## WHAT TO WORK ON
Collect from the data below each line with "change".

## DATASET CONTENT
↓

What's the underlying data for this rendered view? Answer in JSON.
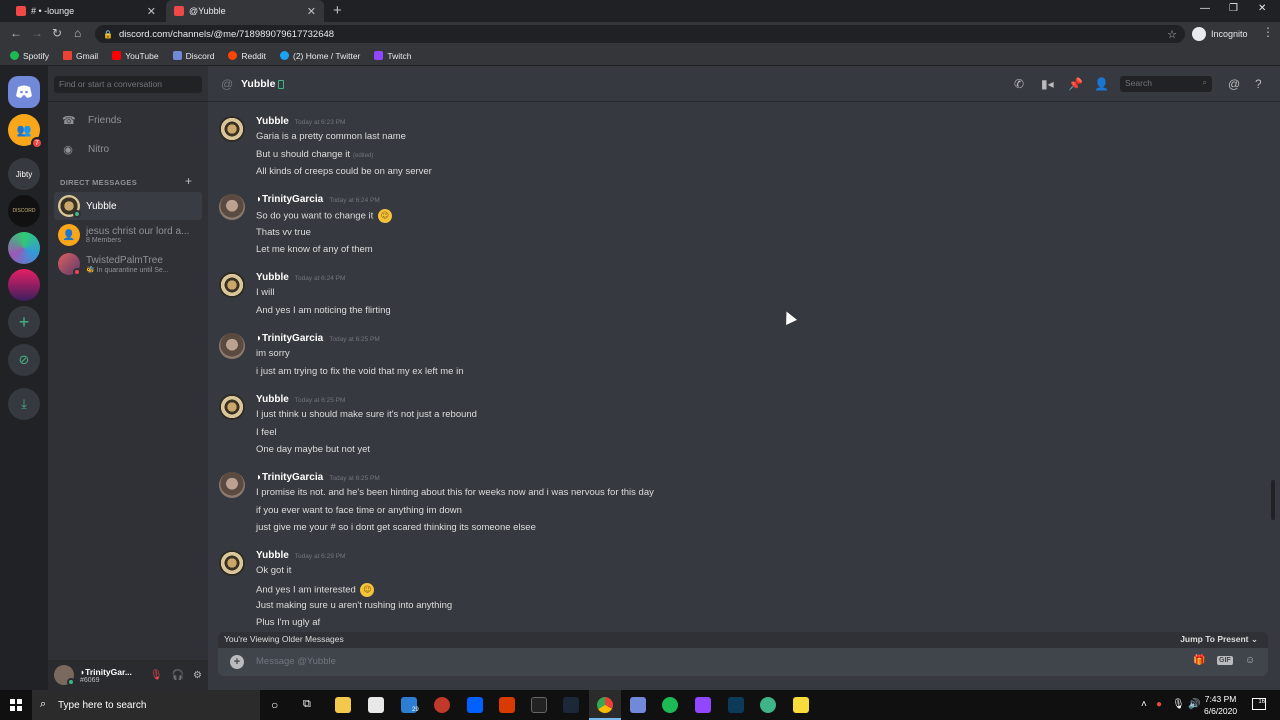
{
  "browser": {
    "tabs": [
      {
        "label": "# • -lounge"
      },
      {
        "label": "@Yubble"
      }
    ],
    "url": "discord.com/channels/@me/718989079617732648",
    "incognito_label": "Incognito",
    "bookmarks": [
      {
        "label": "Spotify",
        "color": "#1db954"
      },
      {
        "label": "Gmail",
        "color": "#ea4335"
      },
      {
        "label": "YouTube",
        "color": "#ff0000"
      },
      {
        "label": "Discord",
        "color": "#7289da"
      },
      {
        "label": "Reddit",
        "color": "#ff4500"
      },
      {
        "label": "(2) Home / Twitter",
        "color": "#1da1f2"
      },
      {
        "label": "Twitch",
        "color": "#9146ff"
      }
    ]
  },
  "guilds": {
    "items": [
      {
        "name": "home",
        "label": ""
      },
      {
        "name": "group",
        "label": "",
        "badge": "7"
      },
      {
        "name": "jibty",
        "label": "Jibty"
      },
      {
        "name": "discord-server",
        "label": "DISCORD"
      },
      {
        "name": "globe-server",
        "label": ""
      },
      {
        "name": "pink-server",
        "label": ""
      }
    ]
  },
  "sidebar": {
    "search_placeholder": "Find or start a conversation",
    "nav": [
      {
        "label": "Friends"
      },
      {
        "label": "Nitro"
      }
    ],
    "dm_header": "DIRECT MESSAGES",
    "dms": [
      {
        "name": "Yubble",
        "sub": ""
      },
      {
        "name": "jesus christ our lord a...",
        "sub": "8 Members"
      },
      {
        "name": "TwistedPalmTree",
        "sub": "🐝 In quarantine until Se..."
      }
    ],
    "user": {
      "name": "◗TrinityGar...",
      "tag": "#6069"
    }
  },
  "chat": {
    "title": "Yubble",
    "search_placeholder": "Search",
    "messages": [
      {
        "author": "Yubble",
        "time": "Today at 6:23 PM",
        "lines": [
          "Garia is a pretty common last name",
          "But u should change it",
          "All kinds of creeps could be on any server"
        ],
        "edited": "(edited)"
      },
      {
        "author": "◗TrinityGarcia",
        "time": "Today at 6:24 PM",
        "lines": [
          "So do you want to change it",
          "Thats vv true",
          "Let me know of any of them"
        ]
      },
      {
        "author": "Yubble",
        "time": "Today at 6:24 PM",
        "lines": [
          "I will",
          "And yes I am noticing the flirting"
        ]
      },
      {
        "author": "◗TrinityGarcia",
        "time": "Today at 6:25 PM",
        "lines": [
          "im sorry",
          "i just am trying to fix the void that my ex left me in"
        ]
      },
      {
        "author": "Yubble",
        "time": "Today at 6:25 PM",
        "lines": [
          "I just think u should make sure it's not just a rebound",
          "I feel",
          "One day maybe but not yet"
        ]
      },
      {
        "author": "◗TrinityGarcia",
        "time": "Today at 6:25 PM",
        "lines": [
          "I promise its not. and he's been hinting about this for weeks now and i was nervous for this day",
          "if you ever want to face time or anything im down",
          "just give me your # so i dont get scared thinking its someone elsee"
        ]
      },
      {
        "author": "Yubble",
        "time": "Today at 6:29 PM",
        "lines": [
          "Ok got it",
          "And yes I am interested",
          "Just making sure u aren't rushing into anything",
          "Plus I'm ugly af"
        ]
      }
    ],
    "older_notice": "You're Viewing Older Messages",
    "jump_label": "Jump To Present",
    "composer_placeholder": "Message @Yubble",
    "gif_label": "GIF"
  },
  "taskbar": {
    "search_placeholder": "Type here to search",
    "time": "7:43 PM",
    "date": "6/6/2020",
    "notifications": "16",
    "mail_badge": "29"
  },
  "colors": {
    "discord_bg": "#36393f",
    "sidebar_bg": "#2f3136",
    "guild_bg": "#202225",
    "accent": "#7289da",
    "online": "#43b581",
    "dnd": "#f04747"
  }
}
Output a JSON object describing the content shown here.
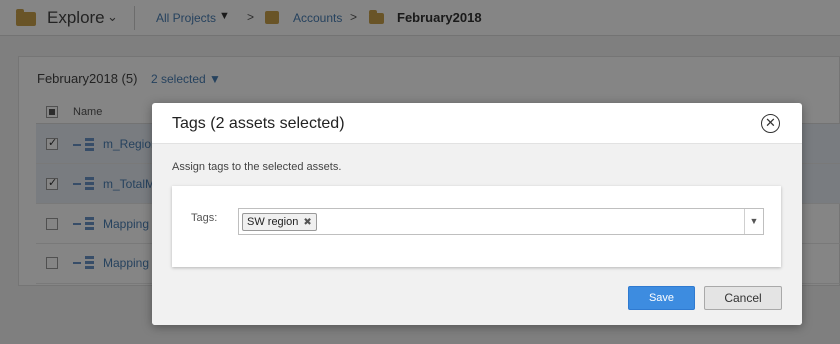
{
  "topbar": {
    "explore_label": "Explore",
    "breadcrumb": {
      "all_projects": "All Projects",
      "accounts": "Accounts",
      "current": "February2018",
      "separator": ">"
    }
  },
  "panel": {
    "title": "February2018 (5)",
    "selected_label": "2 selected ▼",
    "column_name": "Name",
    "rows": [
      {
        "name": "m_Region",
        "selected": true
      },
      {
        "name": "m_TotalM",
        "selected": true
      },
      {
        "name": "Mapping",
        "selected": false
      },
      {
        "name": "Mapping",
        "selected": false
      }
    ]
  },
  "dialog": {
    "title": "Tags (2 assets selected)",
    "instruction": "Assign tags to the selected assets.",
    "tags_label": "Tags:",
    "tags": [
      "SW region"
    ],
    "save_label": "Save",
    "cancel_label": "Cancel"
  },
  "colors": {
    "accent": "#3d8ce0",
    "link": "#4a7fb5",
    "folder": "#c9a24c"
  }
}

↑

## ANSWER TO THE PROBLEM
          "But u should change it",
          "So do you want to change it",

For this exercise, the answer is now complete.